▶ _THE REQUEST_:
The records that follow should be retyped word for word.

====================

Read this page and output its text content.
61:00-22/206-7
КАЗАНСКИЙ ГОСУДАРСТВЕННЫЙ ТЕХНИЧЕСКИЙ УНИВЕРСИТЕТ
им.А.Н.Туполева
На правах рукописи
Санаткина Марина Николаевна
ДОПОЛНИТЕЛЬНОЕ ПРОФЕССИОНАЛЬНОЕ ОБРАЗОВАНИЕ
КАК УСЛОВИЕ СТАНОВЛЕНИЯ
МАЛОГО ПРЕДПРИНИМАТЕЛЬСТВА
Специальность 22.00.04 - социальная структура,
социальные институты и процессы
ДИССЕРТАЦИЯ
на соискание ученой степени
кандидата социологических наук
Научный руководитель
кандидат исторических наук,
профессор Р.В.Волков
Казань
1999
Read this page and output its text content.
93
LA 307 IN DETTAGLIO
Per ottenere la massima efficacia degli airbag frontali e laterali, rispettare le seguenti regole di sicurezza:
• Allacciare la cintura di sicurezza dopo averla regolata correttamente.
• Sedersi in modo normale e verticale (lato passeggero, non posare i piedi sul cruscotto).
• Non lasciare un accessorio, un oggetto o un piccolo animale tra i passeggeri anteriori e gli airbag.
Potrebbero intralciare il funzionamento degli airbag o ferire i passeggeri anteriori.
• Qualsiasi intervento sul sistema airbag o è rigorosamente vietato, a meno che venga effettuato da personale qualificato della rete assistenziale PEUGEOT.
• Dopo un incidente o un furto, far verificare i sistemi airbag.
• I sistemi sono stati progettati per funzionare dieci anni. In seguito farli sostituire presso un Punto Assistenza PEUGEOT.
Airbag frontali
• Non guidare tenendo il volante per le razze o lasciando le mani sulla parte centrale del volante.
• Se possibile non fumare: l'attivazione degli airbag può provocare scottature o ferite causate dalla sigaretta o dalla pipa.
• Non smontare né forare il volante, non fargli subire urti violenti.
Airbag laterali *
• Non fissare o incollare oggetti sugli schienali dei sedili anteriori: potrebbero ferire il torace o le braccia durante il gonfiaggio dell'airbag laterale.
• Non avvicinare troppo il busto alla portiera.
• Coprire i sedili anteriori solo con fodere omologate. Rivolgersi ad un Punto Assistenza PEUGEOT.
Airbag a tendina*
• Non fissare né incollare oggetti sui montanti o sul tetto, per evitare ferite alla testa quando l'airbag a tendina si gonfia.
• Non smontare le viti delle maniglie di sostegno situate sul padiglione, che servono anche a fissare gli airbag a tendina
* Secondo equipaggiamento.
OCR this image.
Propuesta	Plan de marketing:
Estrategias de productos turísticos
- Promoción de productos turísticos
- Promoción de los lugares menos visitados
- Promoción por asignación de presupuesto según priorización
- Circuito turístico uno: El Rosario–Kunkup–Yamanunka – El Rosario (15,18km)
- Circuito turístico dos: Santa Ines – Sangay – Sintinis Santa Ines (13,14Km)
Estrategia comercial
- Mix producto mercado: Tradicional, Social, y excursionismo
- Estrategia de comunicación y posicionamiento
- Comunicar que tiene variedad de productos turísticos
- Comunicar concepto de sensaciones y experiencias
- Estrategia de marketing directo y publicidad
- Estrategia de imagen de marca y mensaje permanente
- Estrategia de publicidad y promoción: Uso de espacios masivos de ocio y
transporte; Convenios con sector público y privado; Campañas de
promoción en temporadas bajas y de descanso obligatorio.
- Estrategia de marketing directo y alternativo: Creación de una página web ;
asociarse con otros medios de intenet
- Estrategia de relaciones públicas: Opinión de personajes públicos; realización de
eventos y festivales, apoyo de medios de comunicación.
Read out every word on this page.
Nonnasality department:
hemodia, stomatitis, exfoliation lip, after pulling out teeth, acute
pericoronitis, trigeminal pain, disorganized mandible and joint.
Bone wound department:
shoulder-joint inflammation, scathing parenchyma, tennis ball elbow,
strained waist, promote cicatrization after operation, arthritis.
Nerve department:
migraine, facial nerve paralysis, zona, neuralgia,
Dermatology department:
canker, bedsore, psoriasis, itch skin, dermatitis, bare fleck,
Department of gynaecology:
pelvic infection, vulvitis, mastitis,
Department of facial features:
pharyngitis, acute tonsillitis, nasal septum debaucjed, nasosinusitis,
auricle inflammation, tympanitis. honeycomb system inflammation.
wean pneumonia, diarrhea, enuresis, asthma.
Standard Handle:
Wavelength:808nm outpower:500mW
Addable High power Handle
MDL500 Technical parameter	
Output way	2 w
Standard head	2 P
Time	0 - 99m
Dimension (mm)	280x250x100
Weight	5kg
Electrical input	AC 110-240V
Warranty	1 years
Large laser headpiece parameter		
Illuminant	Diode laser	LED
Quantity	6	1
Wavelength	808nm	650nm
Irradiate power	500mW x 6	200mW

====================

▶ _OUTPUT_:
Read this page and output its text content.
61:00-22/206-7
КАЗАНСКИЙ ГОСУДАРСТВЕННЫЙ ТЕХНИЧЕСКИЙ УНИВЕРСИТЕТ
им.А.Н.Туполева
На правах рукописи
Санаткина Марина Николаевна
ДОПОЛНИТЕЛЬНОЕ ПРОФЕССИОНАЛЬНОЕ ОБРАЗОВАНИЕ
КАК УСЛОВИЕ СТАНОВЛЕНИЯ
МАЛОГО ПРЕДПРИНИМАТЕЛЬСТВА
Специальность 22.00.04 - социальная структура,
социальные институты и процессы
ДИССЕРТАЦИЯ
на соискание ученой степени
кандидата социологических наук
Научный руководитель
кандидат исторических наук,
профессор Р.В.Волков
Казань
1999
Read this page and output its text content.
93
LA 307 IN DETTAGLIO
Per ottenere la massima efficacia degli airbag frontali e laterali, rispettare le seguenti regole di sicurezza:
• Allacciare la cintura di sicurezza dopo averla regolata correttamente.
• Sedersi in modo normale e verticale (lato passeggero, non posare i piedi sul cruscotto).
• Non lasciare un accessorio, un oggetto o un piccolo animale tra i passeggeri anteriori e gli airbag.
Potrebbero intralciare il funzionamento degli airbag o ferire i passeggeri anteriori.
• Qualsiasi intervento sul sistema airbag o è rigorosamente vietato, a meno che venga effettuato da personale qualificato della rete assistenziale PEUGEOT.
• Dopo un incidente o un furto, far verificare i sistemi airbag.
• I sistemi sono stati progettati per funzionare dieci anni. In seguito farli sostituire presso un Punto Assistenza PEUGEOT.
Airbag frontali
• Non guidare tenendo il volante per le razze o lasciando le mani sulla parte centrale del volante.
• Se possibile non fumare: l'attivazione degli airbag può provocare scottature o ferite causate dalla sigaretta o dalla pipa.
• Non smontare né forare il volante, non fargli subire urti violenti.
Airbag laterali *
• Non fissare o incollare oggetti sugli schienali dei sedili anteriori: potrebbero ferire il torace o le braccia durante il gonfiaggio dell'airbag laterale.
• Non avvicinare troppo il busto alla portiera.
• Coprire i sedili anteriori solo con fodere omologate. Rivolgersi ad un Punto Assistenza PEUGEOT.
Airbag a tendina*
• Non fissare né incollare oggetti sui montanti o sul tetto, per evitare ferite alla testa quando l'airbag a tendina si gonfia.
• Non smontare le viti delle maniglie di sostegno situate sul padiglione, che servono anche a fissare gli airbag a tendina
* Secondo equipaggiamento.
OCR this image.
Propuesta	Plan de marketing:
Estrategias de productos turísticos
- Promoción de productos turísticos
- Promoción de los lugares menos visitados
- Promoción por asignación de presupuesto según priorización
- Circuito turístico uno: El Rosario–Kunkup–Yamanunka – El Rosario (15,18km)
- Circuito turístico dos: Santa Ines – Sangay – Sintinis Santa Ines (13,14Km)
Estrategia comercial
- Mix producto mercado: Tradicional, Social, y excursionismo
- Estrategia de comunicación y posicionamiento
- Comunicar que tiene variedad de productos turísticos
- Comunicar concepto de sensaciones y experiencias
- Estrategia de marketing directo y publicidad
- Estrategia de imagen de marca y mensaje permanente
- Estrategia de publicidad y promoción: Uso de espacios masivos de ocio y
transporte; Convenios con sector público y privado; Campañas de
promoción en temporadas bajas y de descanso obligatorio.
- Estrategia de marketing directo y alternativo: Creación de una página web ;
asociarse con otros medios de intenet
- Estrategia de relaciones públicas: Opinión de personajes públicos; realización de
eventos y festivales, apoyo de medios de comunicación.
Read out every word on this page.
Nonnasality department:
hemodia, stomatitis, exfoliation lip, after pulling out teeth, acute
pericoronitis, trigeminal pain, disorganized mandible and joint.
Bone wound department:
shoulder-joint inflammation, scathing parenchyma, tennis ball elbow,
strained waist, promote cicatrization after operation, arthritis.
Nerve department:
migraine, facial nerve paralysis, zona, neuralgia,
Dermatology department:
canker, bedsore, psoriasis, itch skin, dermatitis, bare fleck,
Department of gynaecology:
pelvic infection, vulvitis, mastitis,
Department of facial features:
pharyngitis, acute tonsillitis, nasal septum debaucjed, nasosinusitis,
auricle inflammation, tympanitis. honeycomb system inflammation.
wean pneumonia, diarrhea, enuresis, asthma.
Standard Handle:
Wavelength:808nm outpower:500mW
Addable High power Handle
MDL500 Technical parameter	
Output way	2 w
Standard head	2 P
Time	0 - 99m
Dimension (mm)	280x250x100
Weight	5kg
Electrical input	AC 110-240V
Warranty	1 years
Large laser headpiece parameter		
Illuminant	Diode laser	LED
Quantity	6	1
Wavelength	808nm	650nm
Irradiate power	500mW x 6	200mW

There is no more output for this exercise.